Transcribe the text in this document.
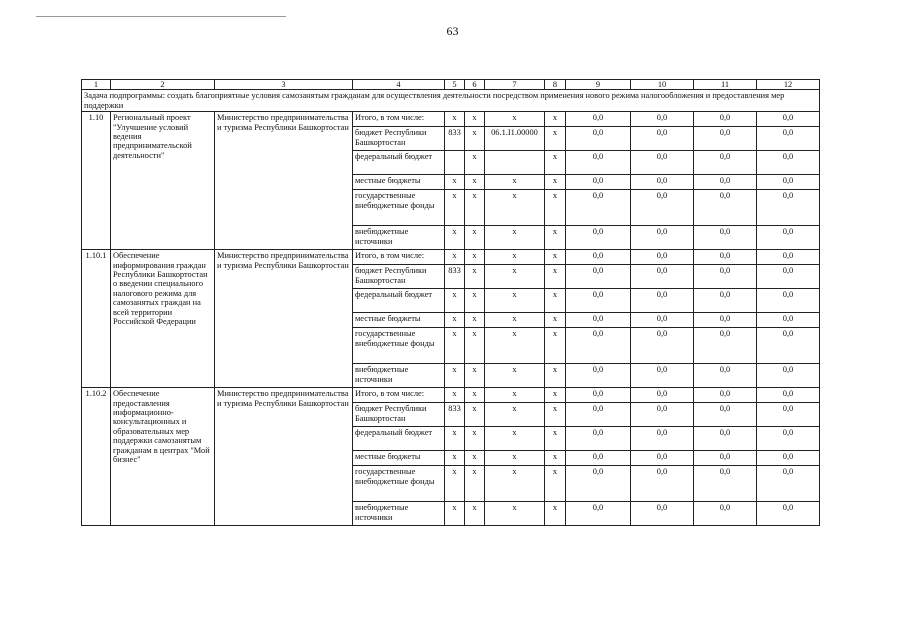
63
1	2	3	4	5	6	7	8	9	10	11	12
Задача подпрограммы: создать благоприятные условия самозанятым гражданам для осуществления деятельности посредством применения нового режима налогообложения и предоставления мер поддержки											
1.10	Региональный проект "Улучшение условий ведения предпринимательской деятельности"	Министерство предпринимательства и туризма Республики Башкортостан	Итого, в том числе:	x	x	x	x	0,0	0,0	0,0	0,0
			бюджет Республики Башкортостан	833	x	06.1.I1.00000	x	0,0	0,0	0,0	0,0
			федеральный бюджет		x		x	0,0	0,0	0,0	0,0
			местные бюджеты	x	x	x	x	0,0	0,0	0,0	0,0
			государственные внебюджетные фонды	x	x	x	x	0,0	0,0	0,0	0,0
			внебюджетные источники	x	x	x	x	0,0	0,0	0,0	0,0
1.10.1	Обеспечение информирования граждан Республики Башкортостан о введении специального налогового режима для самозанятых граждан на всей территории Российской Федерации	Министерство предпринимательства и туризма Республики Башкортостан	Итого, в том числе:	x	x	x	x	0,0	0,0	0,0	0,0
			бюджет Республики Башкортостан	833	x	x	x	0,0	0,0	0,0	0,0
			федеральный бюджет	x	x	x	x	0,0	0,0	0,0	0,0
			местные бюджеты	x	x	x	x	0,0	0,0	0,0	0,0
			государственные внебюджетные фонды	x	x	x	x	0,0	0,0	0,0	0,0
			внебюджетные источники	x	x	x	x	0,0	0,0	0,0	0,0
1.10.2	Обеспечение предоставления информационно-консультационных и образовательных мер поддержки самозанятым гражданам в центрах "Мой бизнес"	Министерство предпринимательства и туризма Республики Башкортостан	Итого, в том числе:	x	x	x	x	0,0	0,0	0,0	0,0
			бюджет Республики Башкортостан	833	x	x	x	0,0	0,0	0,0	0,0
			федеральный бюджет	x	x	x	x	0,0	0,0	0,0	0,0
			местные бюджеты	x	x	x	x	0,0	0,0	0,0	0,0
			государственные внебюджетные фонды	x	x	x	x	0,0	0,0	0,0	0,0
			внебюджетные источники	x	x	x	x	0,0	0,0	0,0	0,0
·····
- _Exercise_
List all lines holding the string "Обеспечение".

- _Task solution_
1.10.1	Обеспечение информирования граждан Республики Башкортостан о введении специального налогового режима для самозанятых граждан на всей территории Российской Федерации	Министерство предпринимательства и туризма Республики Башкортостан	Итого, в том числе:	x	x	x	x	0,0	0,0	0,0	0,0
1.10.2	Обеспечение предоставления информационно-консультационных и образовательных мер поддержки самозанятым гражданам в центрах "Мой бизнес"	Министерство предпринимательства и туризма Республики Башкортостан	Итого, в том числе:	x	x	x	x	0,0	0,0	0,0	0,0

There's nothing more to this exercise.